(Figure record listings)
[start]

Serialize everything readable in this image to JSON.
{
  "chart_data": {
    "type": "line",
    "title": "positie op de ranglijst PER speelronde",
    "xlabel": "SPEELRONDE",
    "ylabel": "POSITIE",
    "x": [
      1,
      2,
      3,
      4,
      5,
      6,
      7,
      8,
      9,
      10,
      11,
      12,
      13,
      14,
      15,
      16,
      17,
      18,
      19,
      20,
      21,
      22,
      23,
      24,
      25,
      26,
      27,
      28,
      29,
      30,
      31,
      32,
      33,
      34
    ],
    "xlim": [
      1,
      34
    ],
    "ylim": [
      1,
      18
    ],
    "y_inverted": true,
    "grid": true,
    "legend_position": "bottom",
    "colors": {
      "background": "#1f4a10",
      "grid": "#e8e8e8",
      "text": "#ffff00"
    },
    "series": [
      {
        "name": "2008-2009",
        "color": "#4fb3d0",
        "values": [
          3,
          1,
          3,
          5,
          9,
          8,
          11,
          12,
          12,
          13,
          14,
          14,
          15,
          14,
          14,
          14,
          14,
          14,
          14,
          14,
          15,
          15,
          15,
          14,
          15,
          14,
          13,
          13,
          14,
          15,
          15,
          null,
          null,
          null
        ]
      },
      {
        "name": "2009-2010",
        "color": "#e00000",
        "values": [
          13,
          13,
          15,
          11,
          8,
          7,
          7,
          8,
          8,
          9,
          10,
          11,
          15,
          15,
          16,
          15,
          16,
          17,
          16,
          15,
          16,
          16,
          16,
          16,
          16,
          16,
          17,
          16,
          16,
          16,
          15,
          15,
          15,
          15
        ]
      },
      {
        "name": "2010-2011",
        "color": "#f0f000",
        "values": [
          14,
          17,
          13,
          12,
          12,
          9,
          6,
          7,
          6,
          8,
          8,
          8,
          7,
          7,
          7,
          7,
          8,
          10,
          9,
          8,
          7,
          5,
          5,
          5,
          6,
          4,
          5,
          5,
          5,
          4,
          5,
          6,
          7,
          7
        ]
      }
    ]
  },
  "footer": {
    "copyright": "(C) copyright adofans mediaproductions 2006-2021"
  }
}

[end]

Task objective | Filter the entries and copy out every line with the word "name".

Reply to the exercise |
        "name": "2008-2009",
        "name": "2009-2010",
        "name": "2010-2011",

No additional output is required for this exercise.